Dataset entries

____________________

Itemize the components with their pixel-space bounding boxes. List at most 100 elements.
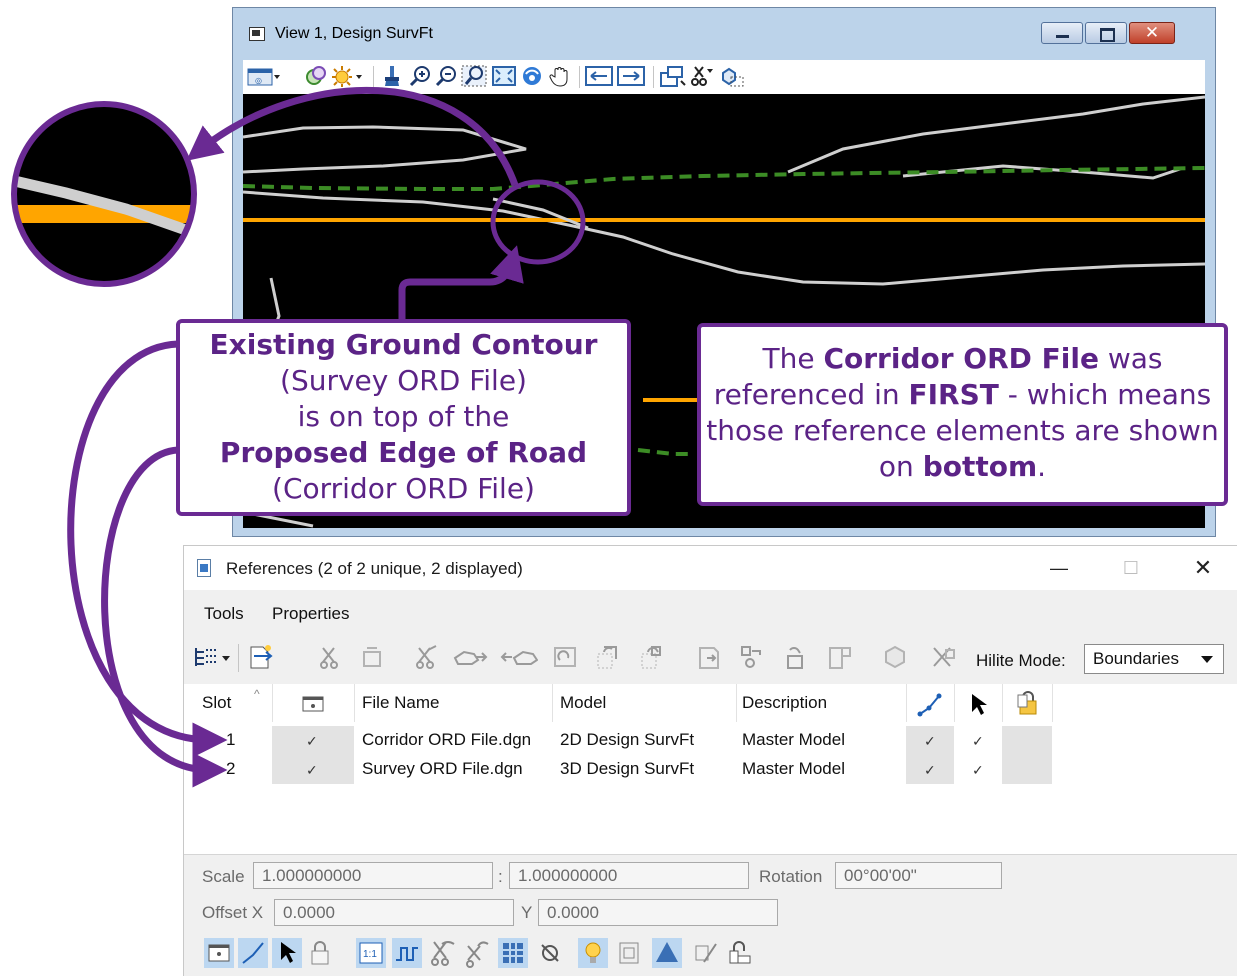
delete-clip-icon[interactable] [782,644,808,670]
update-view-icon[interactable] [381,65,403,87]
display-style-icon[interactable] [331,65,365,87]
column-header-file-name[interactable]: File Name [362,684,439,722]
view-toolbar: ◎ [243,60,1205,94]
menu-properties[interactable]: Properties [272,604,349,624]
display-checkbox[interactable]: ✓ [306,727,318,755]
treat-as-element-icon[interactable] [690,938,720,968]
tree-view-icon[interactable] [192,644,232,670]
toolbar-separator [653,66,654,88]
true-scale-icon[interactable]: 1:1 [356,938,386,968]
offset-y-value: 0.0000 [547,903,599,922]
snap-checkbox[interactable]: ✓ [924,756,936,784]
window-area-icon[interactable] [461,65,487,87]
copy-view-icon[interactable] [659,65,687,87]
menu-tools[interactable]: Tools [204,604,244,624]
fit-view-icon[interactable] [491,65,517,87]
scale-input-master[interactable]: 1.000000000 [253,862,493,889]
references-titlebar[interactable]: References (2 of 2 unique, 2 displayed) … [184,546,1237,590]
maximize-button[interactable] [1085,22,1127,44]
locate-column-icon[interactable] [970,692,988,716]
close-button[interactable]: ✕ [1188,554,1218,582]
view-display-icon[interactable] [719,65,745,87]
clip-boundary-icon[interactable] [414,644,440,670]
detach-reference-icon[interactable] [318,644,344,670]
snap-column-icon[interactable] [917,692,943,718]
view-window-icon [249,27,265,41]
next-view-icon[interactable] [617,65,645,87]
copy-reference-icon[interactable] [500,644,538,670]
callout-layering-explanation: Existing Ground Contour (Survey ORD File… [176,319,631,516]
hilite-mode-label: Hilite Mode: [976,651,1066,670]
attach-reference-icon[interactable] [248,644,278,670]
ignore-attachment-icon[interactable] [428,938,458,968]
zoom-out-icon[interactable] [435,65,457,87]
locate-checkbox[interactable]: ✓ [972,756,984,784]
scale-input-reference[interactable]: 1.000000000 [509,862,749,889]
snap-toggle-icon[interactable] [238,938,268,968]
maximize-button[interactable]: ☐ [1116,554,1146,582]
lock-toggle-icon[interactable] [304,938,334,968]
use-lights-icon[interactable] [652,938,682,968]
references-title: References (2 of 2 unique, 2 displayed) [226,559,523,578]
callout-left-line3: is on top of the [297,400,510,433]
references-dialog-icon [197,559,211,577]
column-divider [1002,684,1003,722]
mirror-vertical-icon[interactable] [696,644,722,670]
previous-view-icon[interactable] [585,65,613,87]
rotation-input[interactable]: 00°00'00" [835,862,1002,889]
line-style-scale-icon[interactable] [392,938,422,968]
exchange-icon[interactable] [930,644,956,670]
mirror-horizontal-icon[interactable] [638,644,664,670]
snap-checkbox[interactable]: ✓ [924,727,936,755]
move-reference-icon[interactable] [452,644,488,670]
slot-cell: 1 [226,730,236,749]
clip-volume-icon[interactable] [689,65,715,87]
view-title: View 1, Design SurvFt [275,25,433,42]
column-divider [354,684,355,722]
scale-reference-icon[interactable] [594,644,620,670]
references-toolbar [184,634,1237,678]
pan-view-icon[interactable] [549,65,571,87]
description-cell: Master Model [742,730,845,749]
offset-x-input[interactable]: 0.0000 [274,899,514,926]
scale-value-master: 1.000000000 [262,866,362,885]
display-checkbox[interactable]: ✓ [306,756,318,784]
column-header-model[interactable]: Model [560,684,606,722]
zoom-magnifier [11,101,197,287]
minimize-button[interactable]: — [1044,554,1074,582]
lock-column-icon[interactable] [1016,691,1040,717]
column-header-description[interactable]: Description [742,684,827,722]
ignore-update-icon[interactable] [724,938,754,968]
clip-mask-icon[interactable] [738,644,764,670]
close-button[interactable]: ✕ [1129,22,1175,44]
locate-toggle-icon[interactable] [272,938,302,968]
levels-icon[interactable] [305,65,327,87]
clip-front-icon[interactable] [826,644,852,670]
minimize-button[interactable] [1041,22,1083,44]
display-toggle-icon[interactable] [204,938,234,968]
level-override-icon[interactable] [498,938,528,968]
callout-left-line4: Proposed Edge of Road [219,436,588,469]
callout-left-line5: (Corridor ORD File) [272,472,535,505]
column-header-slot[interactable]: Slot [202,684,231,722]
close-icon: ✕ [1144,23,1160,42]
lights-icon[interactable] [578,938,608,968]
reload-reference-icon[interactable] [360,644,386,670]
view-attributes-icon[interactable]: ◎ [247,65,281,87]
clip-back-icon[interactable] [882,644,908,670]
view-titlebar[interactable]: View 1, Design SurvFt ✕ [233,8,1215,60]
display-column-icon[interactable] [302,696,324,712]
column-divider [272,684,273,722]
offset-y-input[interactable]: 0.0000 [538,899,778,926]
display-raster-icon[interactable] [536,938,566,968]
model-cell: 2D Design SurvFt [560,730,695,749]
hilite-mode-select[interactable]: Boundaries [1084,644,1224,674]
zoom-in-icon[interactable] [409,65,431,87]
description-cell: Master Model [742,759,845,778]
rotate-view-icon[interactable] [521,65,543,87]
clip-toggle-icon[interactable] [462,938,492,968]
locate-checkbox[interactable]: ✓ [972,727,984,755]
georeference-icon[interactable] [614,938,644,968]
callout-right-text: The Corridor ORD File was referenced in … [706,342,1219,483]
rotate-reference-icon[interactable] [552,644,578,670]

____________________

-- WHAT YOU HAVE TO DO --
Rewrite the lines from the one containing "delete-clip-icon[interactable] [782,644,808,670]" through the one containing "view-toolbar: ◎ [243,60,1205,94]", inclusive, with "File Name" changed to "Document Name" and everything else left as is.

-- SOLVED PROBLEM --
delete-clip-icon[interactable] [782,644,808,670]
update-view-icon[interactable] [381,65,403,87]
display-style-icon[interactable] [331,65,365,87]
column-header-file-name[interactable]: Document Name [362,684,439,722]
view-toolbar: ◎ [243,60,1205,94]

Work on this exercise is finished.